Text passage START

Evacuation warnings were in place for all residents west of Highway 93 to South Kootenia Creek Road, including Redtail Hawk Lane. The evacuation warning remains in effect from Hannaford Avenue north to West County Lane Road and west of Highway 93 as well as in the Bear Creek and Elk Creek areas on Highway 12 west of Lolo.

Highway 12 remained open with the assistance of a pilot car although old Highway 93 was closed to all traffic from Tie Chut Lane north.

Road and trail closures were established around the fire for public safety: Bass Creek NFSR #1136, beginning at the junction of NFSR#1316 and the Charles Waters Campground and through section 32, T.10N, R20W, Elk Meadow Road (NFSR #451) from Junction US Hwy 12 to the Clearwater National Forest Boundary, West Fork Butte Road (NFSR #37 ) from the West Fork Butte Lookout to the intersection with the Elk Meadow Road (NFSR #451), Mormon Peak Road (NFSR #612), South Fork Lolo Creek Road (NFSR #2160), Small Creek Road (NFSR #4292), West Fork Butte Trail (NFST #320), Mill Creek Trail (NFST #1310), Sweeney Trail (NFST #393), and Bass Creek Trail (NFST #4). Including all road encompassed by the area closure intersecting with open roads.

Text passage END

What to produce:
Duplicate the stretch of the evacuation and road closure text from "Highway 12 remained" through "with open roads.". The items that follow this text play no part in what is asked.

Input data START

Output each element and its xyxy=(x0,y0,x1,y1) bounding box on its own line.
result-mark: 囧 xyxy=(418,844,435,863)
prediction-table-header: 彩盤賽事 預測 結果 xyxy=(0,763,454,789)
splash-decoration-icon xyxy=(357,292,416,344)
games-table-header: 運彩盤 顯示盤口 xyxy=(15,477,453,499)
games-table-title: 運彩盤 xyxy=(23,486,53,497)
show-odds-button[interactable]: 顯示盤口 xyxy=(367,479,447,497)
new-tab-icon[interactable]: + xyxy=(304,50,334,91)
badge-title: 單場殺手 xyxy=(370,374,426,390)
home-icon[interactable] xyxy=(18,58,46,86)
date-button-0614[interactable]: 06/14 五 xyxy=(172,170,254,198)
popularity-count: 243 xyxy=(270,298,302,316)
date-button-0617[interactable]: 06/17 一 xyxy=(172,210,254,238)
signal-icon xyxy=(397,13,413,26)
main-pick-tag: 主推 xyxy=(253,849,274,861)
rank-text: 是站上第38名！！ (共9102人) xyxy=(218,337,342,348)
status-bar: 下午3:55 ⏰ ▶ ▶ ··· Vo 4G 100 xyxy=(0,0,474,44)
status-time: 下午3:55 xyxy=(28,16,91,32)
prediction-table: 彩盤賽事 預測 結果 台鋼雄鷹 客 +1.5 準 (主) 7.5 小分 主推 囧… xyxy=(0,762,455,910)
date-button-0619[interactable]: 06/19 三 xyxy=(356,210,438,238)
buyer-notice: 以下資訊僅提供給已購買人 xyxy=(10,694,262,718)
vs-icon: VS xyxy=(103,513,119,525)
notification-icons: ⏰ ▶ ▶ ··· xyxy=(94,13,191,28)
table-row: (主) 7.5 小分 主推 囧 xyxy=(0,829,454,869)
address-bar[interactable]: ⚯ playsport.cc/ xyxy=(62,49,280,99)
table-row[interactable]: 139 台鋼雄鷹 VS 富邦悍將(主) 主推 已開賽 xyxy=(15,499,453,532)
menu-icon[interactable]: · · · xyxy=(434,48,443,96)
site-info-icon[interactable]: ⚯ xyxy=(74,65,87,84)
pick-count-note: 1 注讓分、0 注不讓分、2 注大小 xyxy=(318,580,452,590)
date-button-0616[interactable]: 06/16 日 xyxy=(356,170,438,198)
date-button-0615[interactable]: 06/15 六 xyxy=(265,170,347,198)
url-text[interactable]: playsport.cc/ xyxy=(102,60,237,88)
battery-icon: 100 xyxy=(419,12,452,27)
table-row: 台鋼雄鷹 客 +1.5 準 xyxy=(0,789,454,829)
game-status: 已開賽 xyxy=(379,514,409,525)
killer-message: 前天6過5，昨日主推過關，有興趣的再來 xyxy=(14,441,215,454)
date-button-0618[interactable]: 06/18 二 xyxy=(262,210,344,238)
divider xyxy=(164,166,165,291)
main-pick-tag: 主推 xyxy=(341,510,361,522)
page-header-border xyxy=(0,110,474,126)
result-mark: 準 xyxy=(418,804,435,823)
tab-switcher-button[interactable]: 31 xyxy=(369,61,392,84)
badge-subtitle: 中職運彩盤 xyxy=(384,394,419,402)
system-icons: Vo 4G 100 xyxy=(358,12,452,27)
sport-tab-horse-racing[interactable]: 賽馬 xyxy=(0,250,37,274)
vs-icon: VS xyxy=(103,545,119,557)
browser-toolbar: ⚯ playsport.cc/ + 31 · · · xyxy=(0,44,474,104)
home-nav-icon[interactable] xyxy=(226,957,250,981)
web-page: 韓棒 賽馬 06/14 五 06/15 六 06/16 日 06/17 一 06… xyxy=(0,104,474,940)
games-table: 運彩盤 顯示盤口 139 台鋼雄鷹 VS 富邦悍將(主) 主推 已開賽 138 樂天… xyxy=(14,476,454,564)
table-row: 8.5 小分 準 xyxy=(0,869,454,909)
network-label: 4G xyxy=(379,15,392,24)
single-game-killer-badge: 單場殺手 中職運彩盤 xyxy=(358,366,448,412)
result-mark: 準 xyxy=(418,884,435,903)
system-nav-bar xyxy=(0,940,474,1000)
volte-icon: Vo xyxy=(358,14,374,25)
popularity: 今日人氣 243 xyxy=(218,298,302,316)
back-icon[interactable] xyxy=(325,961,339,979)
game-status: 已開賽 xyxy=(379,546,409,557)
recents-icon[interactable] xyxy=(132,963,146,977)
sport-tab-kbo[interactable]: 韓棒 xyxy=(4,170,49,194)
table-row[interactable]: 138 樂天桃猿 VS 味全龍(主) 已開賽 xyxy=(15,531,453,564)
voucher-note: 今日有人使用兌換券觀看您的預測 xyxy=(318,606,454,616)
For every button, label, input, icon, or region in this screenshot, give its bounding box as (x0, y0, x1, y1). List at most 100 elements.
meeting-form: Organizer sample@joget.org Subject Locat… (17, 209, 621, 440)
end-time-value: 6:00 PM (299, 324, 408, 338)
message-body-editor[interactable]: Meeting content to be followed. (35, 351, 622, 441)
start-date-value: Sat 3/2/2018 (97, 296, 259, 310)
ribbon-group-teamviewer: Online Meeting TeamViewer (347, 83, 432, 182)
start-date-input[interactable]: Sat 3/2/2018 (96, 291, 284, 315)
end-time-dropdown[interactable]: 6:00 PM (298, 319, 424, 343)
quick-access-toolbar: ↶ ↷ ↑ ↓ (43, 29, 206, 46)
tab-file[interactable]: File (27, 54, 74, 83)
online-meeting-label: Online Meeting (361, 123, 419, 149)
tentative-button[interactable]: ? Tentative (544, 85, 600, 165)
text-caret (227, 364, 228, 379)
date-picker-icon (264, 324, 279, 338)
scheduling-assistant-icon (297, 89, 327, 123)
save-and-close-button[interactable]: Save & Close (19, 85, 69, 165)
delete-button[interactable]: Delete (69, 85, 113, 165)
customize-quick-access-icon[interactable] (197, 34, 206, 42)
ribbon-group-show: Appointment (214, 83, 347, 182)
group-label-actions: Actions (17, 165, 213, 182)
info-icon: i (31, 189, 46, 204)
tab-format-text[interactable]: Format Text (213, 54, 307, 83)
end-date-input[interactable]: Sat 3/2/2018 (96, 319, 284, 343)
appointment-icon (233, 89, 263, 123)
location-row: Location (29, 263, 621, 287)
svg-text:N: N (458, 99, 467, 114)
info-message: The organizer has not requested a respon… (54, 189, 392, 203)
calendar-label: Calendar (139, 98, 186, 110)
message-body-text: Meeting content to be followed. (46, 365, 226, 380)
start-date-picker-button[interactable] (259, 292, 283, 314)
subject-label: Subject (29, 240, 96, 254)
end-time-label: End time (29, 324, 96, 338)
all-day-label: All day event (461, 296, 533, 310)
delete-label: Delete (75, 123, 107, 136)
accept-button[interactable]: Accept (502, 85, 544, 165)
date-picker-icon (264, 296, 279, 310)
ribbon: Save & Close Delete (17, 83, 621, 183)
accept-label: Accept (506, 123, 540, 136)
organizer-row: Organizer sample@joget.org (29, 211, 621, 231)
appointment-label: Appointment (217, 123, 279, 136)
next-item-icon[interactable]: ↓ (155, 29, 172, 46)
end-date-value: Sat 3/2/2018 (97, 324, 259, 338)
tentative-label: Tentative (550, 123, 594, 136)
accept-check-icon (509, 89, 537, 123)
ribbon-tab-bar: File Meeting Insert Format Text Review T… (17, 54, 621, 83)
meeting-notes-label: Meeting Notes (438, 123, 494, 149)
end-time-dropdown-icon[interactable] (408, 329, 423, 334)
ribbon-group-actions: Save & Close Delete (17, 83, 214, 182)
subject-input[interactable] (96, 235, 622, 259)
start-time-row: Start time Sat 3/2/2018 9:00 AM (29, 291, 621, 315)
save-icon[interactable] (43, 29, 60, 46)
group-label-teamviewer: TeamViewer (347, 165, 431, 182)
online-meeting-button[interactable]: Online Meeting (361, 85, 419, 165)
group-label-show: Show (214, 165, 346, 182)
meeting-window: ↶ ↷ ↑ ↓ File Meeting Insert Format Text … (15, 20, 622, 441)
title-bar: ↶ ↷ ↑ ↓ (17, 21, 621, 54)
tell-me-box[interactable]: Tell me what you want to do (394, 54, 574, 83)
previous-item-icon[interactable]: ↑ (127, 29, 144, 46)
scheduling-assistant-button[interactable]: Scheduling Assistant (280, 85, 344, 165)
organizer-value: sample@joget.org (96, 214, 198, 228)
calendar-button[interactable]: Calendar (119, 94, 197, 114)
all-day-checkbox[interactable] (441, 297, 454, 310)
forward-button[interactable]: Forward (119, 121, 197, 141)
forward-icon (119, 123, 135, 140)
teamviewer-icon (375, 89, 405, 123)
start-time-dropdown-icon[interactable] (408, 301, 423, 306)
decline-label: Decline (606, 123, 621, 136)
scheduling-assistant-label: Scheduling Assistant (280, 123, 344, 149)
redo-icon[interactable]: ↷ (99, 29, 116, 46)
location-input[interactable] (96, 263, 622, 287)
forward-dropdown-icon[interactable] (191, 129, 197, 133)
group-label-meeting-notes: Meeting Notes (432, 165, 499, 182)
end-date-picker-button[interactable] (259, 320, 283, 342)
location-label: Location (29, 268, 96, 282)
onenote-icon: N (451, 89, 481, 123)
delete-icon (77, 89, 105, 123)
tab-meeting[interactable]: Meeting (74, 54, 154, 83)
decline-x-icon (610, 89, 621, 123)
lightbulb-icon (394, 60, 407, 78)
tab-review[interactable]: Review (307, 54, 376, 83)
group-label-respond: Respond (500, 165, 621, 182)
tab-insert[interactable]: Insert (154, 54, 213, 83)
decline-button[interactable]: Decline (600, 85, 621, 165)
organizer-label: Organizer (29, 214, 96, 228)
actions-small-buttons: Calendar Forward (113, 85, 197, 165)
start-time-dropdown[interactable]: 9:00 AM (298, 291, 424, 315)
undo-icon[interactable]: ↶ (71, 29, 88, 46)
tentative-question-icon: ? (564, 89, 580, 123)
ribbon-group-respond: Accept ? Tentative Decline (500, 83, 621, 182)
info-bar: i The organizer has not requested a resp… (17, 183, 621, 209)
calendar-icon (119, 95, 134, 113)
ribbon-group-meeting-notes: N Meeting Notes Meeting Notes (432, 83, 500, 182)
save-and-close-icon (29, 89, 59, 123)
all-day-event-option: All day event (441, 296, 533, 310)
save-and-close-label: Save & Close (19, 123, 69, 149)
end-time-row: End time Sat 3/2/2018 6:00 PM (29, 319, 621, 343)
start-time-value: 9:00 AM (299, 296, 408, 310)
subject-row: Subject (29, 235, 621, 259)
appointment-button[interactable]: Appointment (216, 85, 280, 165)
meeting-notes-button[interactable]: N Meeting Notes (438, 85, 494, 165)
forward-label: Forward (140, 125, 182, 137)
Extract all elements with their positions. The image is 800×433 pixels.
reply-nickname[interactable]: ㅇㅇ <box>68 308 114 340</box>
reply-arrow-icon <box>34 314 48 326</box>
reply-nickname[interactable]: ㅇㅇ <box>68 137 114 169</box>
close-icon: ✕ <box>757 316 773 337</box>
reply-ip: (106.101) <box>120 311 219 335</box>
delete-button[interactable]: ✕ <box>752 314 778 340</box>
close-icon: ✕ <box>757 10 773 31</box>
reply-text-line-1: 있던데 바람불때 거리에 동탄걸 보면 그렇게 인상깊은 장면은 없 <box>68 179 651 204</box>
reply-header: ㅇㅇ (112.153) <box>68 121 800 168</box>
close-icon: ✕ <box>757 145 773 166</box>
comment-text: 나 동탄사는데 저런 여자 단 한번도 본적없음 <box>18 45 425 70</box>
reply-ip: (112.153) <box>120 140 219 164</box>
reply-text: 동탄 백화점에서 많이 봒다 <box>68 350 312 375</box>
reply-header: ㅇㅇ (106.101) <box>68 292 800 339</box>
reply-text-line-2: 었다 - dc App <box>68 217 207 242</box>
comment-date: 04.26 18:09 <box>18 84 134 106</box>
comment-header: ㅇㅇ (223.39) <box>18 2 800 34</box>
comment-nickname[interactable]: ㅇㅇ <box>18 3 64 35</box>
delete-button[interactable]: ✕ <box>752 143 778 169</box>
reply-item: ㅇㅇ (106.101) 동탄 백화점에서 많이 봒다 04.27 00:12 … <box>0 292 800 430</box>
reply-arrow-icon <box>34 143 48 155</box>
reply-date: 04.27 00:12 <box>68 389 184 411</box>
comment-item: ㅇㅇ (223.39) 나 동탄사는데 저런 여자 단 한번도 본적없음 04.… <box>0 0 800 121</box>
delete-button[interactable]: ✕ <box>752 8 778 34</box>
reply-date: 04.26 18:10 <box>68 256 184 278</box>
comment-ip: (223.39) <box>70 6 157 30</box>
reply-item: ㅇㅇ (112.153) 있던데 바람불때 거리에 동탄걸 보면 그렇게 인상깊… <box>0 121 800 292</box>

Input data END

Exercise result:
Highway 12 remained open with the assistance of a pilot car although old Highway 93 was closed to all traffic from Tie Chut Lane north.

Road and trail closures were established around the fire for public safety: Bass Creek NFSR #1136, beginning at the junction of NFSR#1316 and the Charles Waters Campground and through section 32, T.10N, R20W, Elk Meadow Road (NFSR #451) from Junction US Hwy 12 to the Clearwater National Forest Boundary, West Fork Butte Road (NFSR #37 ) from the West Fork Butte Lookout to the intersection with the Elk Meadow Road (NFSR #451), Mormon Peak Road (NFSR #612), South Fork Lolo Creek Road (NFSR #2160), Small Creek Road (NFSR #4292), West Fork Butte Trail (NFST #320), Mill Creek Trail (NFST #1310), Sweeney Trail (NFST #393), and Bass Creek Trail (NFST #4). Including all road encompassed by the area closure intersecting with open roads.